*GIVEN REQUEST*: Quote every line of the records below word for word, without changing any character.

********

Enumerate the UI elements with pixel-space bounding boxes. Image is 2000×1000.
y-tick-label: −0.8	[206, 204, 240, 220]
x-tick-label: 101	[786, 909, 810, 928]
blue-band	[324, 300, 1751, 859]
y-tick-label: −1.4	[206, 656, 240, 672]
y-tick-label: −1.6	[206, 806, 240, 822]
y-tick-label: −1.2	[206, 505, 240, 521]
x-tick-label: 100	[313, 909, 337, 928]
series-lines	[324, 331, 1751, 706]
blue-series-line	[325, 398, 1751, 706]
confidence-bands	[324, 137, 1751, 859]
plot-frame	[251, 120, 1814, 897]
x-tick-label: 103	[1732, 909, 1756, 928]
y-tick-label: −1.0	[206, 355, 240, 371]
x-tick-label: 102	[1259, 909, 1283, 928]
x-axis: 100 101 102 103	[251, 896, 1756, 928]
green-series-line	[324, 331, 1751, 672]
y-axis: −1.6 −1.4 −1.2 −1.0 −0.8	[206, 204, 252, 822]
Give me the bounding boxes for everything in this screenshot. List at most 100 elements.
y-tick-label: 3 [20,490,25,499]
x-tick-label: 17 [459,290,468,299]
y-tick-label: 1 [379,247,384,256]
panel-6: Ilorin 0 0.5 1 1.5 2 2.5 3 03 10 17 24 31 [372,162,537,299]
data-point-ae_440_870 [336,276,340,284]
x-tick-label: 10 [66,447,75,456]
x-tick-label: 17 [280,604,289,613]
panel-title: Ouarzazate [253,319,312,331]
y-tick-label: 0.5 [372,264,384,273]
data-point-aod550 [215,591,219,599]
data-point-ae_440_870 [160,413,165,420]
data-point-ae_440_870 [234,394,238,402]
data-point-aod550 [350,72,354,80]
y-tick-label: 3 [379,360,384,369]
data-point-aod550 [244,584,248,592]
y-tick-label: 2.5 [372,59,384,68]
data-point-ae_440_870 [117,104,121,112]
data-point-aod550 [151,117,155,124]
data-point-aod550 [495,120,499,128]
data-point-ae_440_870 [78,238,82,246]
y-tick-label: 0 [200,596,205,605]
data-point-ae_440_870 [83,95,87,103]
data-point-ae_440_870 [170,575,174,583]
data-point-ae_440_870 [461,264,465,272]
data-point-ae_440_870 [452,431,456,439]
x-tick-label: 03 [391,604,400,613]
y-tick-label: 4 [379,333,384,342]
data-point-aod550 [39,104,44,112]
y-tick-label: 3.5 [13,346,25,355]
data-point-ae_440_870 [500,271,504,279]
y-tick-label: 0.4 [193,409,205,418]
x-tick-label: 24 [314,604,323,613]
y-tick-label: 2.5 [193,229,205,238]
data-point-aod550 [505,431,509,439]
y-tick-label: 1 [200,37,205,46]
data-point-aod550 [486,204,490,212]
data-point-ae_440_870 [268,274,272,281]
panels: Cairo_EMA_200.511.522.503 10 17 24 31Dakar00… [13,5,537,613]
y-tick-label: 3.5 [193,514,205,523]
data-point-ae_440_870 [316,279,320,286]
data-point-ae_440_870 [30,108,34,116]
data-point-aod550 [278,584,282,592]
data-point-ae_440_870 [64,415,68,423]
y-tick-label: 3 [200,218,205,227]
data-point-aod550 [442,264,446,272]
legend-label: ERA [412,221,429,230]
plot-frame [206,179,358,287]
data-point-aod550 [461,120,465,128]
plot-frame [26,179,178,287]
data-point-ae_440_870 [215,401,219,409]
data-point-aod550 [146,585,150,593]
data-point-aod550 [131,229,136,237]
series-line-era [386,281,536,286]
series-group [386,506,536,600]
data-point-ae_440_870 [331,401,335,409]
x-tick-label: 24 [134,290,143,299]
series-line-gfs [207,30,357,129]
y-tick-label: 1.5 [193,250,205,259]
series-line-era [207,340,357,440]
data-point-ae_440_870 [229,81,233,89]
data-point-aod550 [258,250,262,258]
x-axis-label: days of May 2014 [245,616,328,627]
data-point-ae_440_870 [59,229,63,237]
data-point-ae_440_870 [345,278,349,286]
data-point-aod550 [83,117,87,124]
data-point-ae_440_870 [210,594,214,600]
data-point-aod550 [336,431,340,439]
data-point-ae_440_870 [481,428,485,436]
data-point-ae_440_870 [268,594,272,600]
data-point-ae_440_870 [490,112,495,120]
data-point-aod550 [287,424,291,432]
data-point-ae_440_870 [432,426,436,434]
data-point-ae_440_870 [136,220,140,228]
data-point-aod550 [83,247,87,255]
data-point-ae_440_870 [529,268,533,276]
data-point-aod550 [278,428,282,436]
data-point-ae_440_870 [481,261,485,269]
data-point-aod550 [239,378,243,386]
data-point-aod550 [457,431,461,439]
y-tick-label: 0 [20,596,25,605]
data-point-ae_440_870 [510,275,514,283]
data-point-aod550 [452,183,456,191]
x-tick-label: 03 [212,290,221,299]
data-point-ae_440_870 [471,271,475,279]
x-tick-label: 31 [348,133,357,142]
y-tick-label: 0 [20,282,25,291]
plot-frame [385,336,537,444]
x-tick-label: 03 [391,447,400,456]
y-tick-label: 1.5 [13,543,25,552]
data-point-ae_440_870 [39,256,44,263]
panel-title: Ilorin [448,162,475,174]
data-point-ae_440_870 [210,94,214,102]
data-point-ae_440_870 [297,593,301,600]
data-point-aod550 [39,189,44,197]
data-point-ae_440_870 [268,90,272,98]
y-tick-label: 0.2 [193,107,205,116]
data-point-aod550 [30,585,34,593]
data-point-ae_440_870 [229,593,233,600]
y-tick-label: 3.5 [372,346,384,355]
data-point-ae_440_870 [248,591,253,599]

********

*WRITTEN RESPONSE*:
Enumerate the UI elements with pixel-space bounding boxes. Image is 2000×1000.
y-tick-label: −0.8	[206, 204, 240, 220]
x-tick-label: 101	[786, 909, 810, 928]
blue-band	[324, 300, 1751, 859]
y-tick-label: −1.4	[206, 656, 240, 672]
y-tick-label: −1.6	[206, 806, 240, 822]
y-tick-label: −1.2	[206, 505, 240, 521]
x-tick-label: 100	[313, 909, 337, 928]
series-lines	[324, 331, 1751, 706]
blue-series-line	[325, 398, 1751, 706]
confidence-bands	[324, 137, 1751, 859]
plot-frame	[251, 120, 1814, 897]
x-tick-label: 103	[1732, 909, 1756, 928]
y-tick-label: −1.0	[206, 355, 240, 371]
x-tick-label: 102	[1259, 909, 1283, 928]
x-axis: 100 101 102 103	[251, 896, 1756, 928]
green-series-line	[324, 331, 1751, 672]
y-axis: −1.6 −1.4 −1.2 −1.0 −0.8	[206, 204, 252, 822]
Give me the bounding boxes for everything in this screenshot. List at most 100 elements.
y-tick-label: 3 [20,490,25,499]
x-tick-label: 17 [459,290,468,299]
y-tick-label: 1 [379,247,384,256]
panel-6: Ilorin 0 0.5 1 1.5 2 2.5 3 03 10 17 24 31 [372,162,537,299]
data-point-ae_440_870 [336,276,340,284]
x-tick-label: 10 [66,447,75,456]
x-tick-label: 17 [280,604,289,613]
panel-title: Ouarzazate [253,319,312,331]
y-tick-label: 0.5 [372,264,384,273]
data-point-aod550 [215,591,219,599]
data-point-ae_440_870 [160,413,165,420]
data-point-ae_440_870 [234,394,238,402]
data-point-aod550 [350,72,354,80]
y-tick-label: 3 [379,360,384,369]
data-point-aod550 [244,584,248,592]
y-tick-label: 2.5 [372,59,384,68]
data-point-ae_440_870 [117,104,121,112]
data-point-aod550 [151,117,155,124]
data-point-aod550 [495,120,499,128]
data-point-ae_440_870 [78,238,82,246]
y-tick-label: 0 [200,596,205,605]
data-point-ae_440_870 [83,95,87,103]
data-point-ae_440_870 [170,575,174,583]
data-point-ae_440_870 [461,264,465,272]
data-point-ae_440_870 [452,431,456,439]
x-tick-label: 03 [391,604,400,613]
y-tick-label: 4 [379,333,384,342]
data-point-aod550 [39,104,44,112]
y-tick-label: 3.5 [13,346,25,355]
data-point-ae_440_870 [500,271,504,279]
y-tick-label: 0.4 [193,409,205,418]
x-tick-label: 24 [314,604,323,613]
y-tick-label: 2.5 [193,229,205,238]
data-point-aod550 [505,431,509,439]
y-tick-label: 1 [200,37,205,46]
data-point-aod550 [486,204,490,212]
data-point-ae_440_870 [268,274,272,281]
panels: Cairo_EMA_200.511.522.503 10 17 24 31Dakar00… [13,5,537,613]
y-tick-label: 3.5 [193,514,205,523]
data-point-ae_440_870 [316,279,320,286]
data-point-ae_440_870 [30,108,34,116]
data-point-aod550 [278,584,282,592]
data-point-ae_440_870 [64,415,68,423]
y-tick-label: 3 [200,218,205,227]
data-point-aod550 [442,264,446,272]
legend-label: ERA [412,221,429,230]
plot-frame [206,179,358,287]
data-point-aod550 [461,120,465,128]
plot-frame [26,179,178,287]
data-point-ae_440_870 [215,401,219,409]
data-point-aod550 [146,585,150,593]
data-point-aod550 [131,229,136,237]
series-line-era [386,281,536,286]
series-group [386,506,536,600]
data-point-ae_440_870 [331,401,335,409]
x-tick-label: 24 [134,290,143,299]
series-line-gfs [207,30,357,129]
y-tick-label: 1.5 [193,250,205,259]
series-line-era [207,340,357,440]
data-point-ae_440_870 [229,81,233,89]
data-point-aod550 [258,250,262,258]
x-axis-label: days of May 2014 [245,616,328,627]
data-point-ae_440_870 [59,229,63,237]
data-point-ae_440_870 [345,278,349,286]
data-point-aod550 [83,117,87,124]
data-point-ae_440_870 [210,594,214,600]
data-point-aod550 [336,431,340,439]
data-point-ae_440_870 [481,428,485,436]
data-point-ae_440_870 [268,594,272,600]
data-point-ae_440_870 [490,112,495,120]
data-point-aod550 [287,424,291,432]
data-point-ae_440_870 [432,426,436,434]
data-point-ae_440_870 [136,220,140,228]
data-point-aod550 [83,247,87,255]
data-point-ae_440_870 [529,268,533,276]
data-point-aod550 [278,428,282,436]
data-point-ae_440_870 [481,261,485,269]
data-point-aod550 [239,378,243,386]
data-point-aod550 [457,431,461,439]
y-tick-label: 0 [20,596,25,605]
data-point-ae_440_870 [510,275,514,283]
data-point-aod550 [452,183,456,191]
x-tick-label: 03 [212,290,221,299]
data-point-ae_440_870 [471,271,475,279]
x-tick-label: 31 [348,133,357,142]
y-tick-label: 0 [20,282,25,291]
plot-frame [385,336,537,444]
x-tick-label: 03 [391,447,400,456]
y-tick-label: 1.5 [13,543,25,552]
data-point-ae_440_870 [39,256,44,263]
panel-title: Ilorin [448,162,475,174]
data-point-ae_440_870 [210,94,214,102]
data-point-ae_440_870 [297,593,301,600]
data-point-aod550 [39,189,44,197]
data-point-ae_440_870 [268,90,272,98]
y-tick-label: 0.2 [193,107,205,116]
data-point-aod550 [30,585,34,593]
data-point-ae_440_870 [229,593,233,600]
y-tick-label: 3.5 [372,346,384,355]
data-point-ae_440_870 [248,591,253,599]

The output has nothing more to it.